(Records from a collection)
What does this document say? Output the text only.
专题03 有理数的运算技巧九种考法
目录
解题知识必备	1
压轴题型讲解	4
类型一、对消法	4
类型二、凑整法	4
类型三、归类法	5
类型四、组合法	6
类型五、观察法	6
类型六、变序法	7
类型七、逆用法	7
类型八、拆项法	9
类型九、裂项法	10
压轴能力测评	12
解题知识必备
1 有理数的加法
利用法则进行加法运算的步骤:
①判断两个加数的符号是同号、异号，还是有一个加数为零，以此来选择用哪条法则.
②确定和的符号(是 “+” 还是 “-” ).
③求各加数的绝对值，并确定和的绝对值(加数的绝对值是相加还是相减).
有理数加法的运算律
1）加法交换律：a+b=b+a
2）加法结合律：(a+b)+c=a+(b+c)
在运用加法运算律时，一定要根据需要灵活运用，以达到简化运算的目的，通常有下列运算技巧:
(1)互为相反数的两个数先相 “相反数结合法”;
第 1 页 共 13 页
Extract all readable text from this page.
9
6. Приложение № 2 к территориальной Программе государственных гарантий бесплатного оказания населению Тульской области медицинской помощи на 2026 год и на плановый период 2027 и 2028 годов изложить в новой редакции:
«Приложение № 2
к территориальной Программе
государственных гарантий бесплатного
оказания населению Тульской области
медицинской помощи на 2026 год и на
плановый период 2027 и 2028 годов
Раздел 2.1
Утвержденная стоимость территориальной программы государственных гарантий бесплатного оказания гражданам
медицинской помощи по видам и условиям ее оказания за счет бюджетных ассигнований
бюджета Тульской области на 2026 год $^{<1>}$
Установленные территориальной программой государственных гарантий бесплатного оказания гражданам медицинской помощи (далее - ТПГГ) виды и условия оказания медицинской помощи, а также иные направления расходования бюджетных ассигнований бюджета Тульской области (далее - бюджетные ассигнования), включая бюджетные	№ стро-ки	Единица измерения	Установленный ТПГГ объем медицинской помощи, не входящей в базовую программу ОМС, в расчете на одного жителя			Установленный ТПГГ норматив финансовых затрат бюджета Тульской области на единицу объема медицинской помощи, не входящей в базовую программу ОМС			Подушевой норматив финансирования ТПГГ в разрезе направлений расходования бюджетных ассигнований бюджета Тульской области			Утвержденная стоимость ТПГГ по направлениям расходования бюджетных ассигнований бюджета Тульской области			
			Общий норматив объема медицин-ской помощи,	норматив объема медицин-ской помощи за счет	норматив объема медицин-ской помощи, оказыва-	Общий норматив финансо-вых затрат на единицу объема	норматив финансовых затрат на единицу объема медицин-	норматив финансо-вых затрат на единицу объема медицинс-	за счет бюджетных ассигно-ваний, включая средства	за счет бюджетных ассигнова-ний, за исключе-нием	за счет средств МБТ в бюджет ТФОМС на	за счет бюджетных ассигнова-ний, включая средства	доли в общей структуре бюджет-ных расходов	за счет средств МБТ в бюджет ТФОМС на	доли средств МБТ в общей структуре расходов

:: PROBLEM ::
Pull out each line holding the string "населению".

:: CORRECT RESPONSE ::
6. Приложение № 2 к территориальной Программе государственных гарантий бесплатного оказания населению Тульской области медицинской помощи на 2026 год и на плановый период 2027 и 2028 годов изложить в новой редакции:
оказания населению Тульской области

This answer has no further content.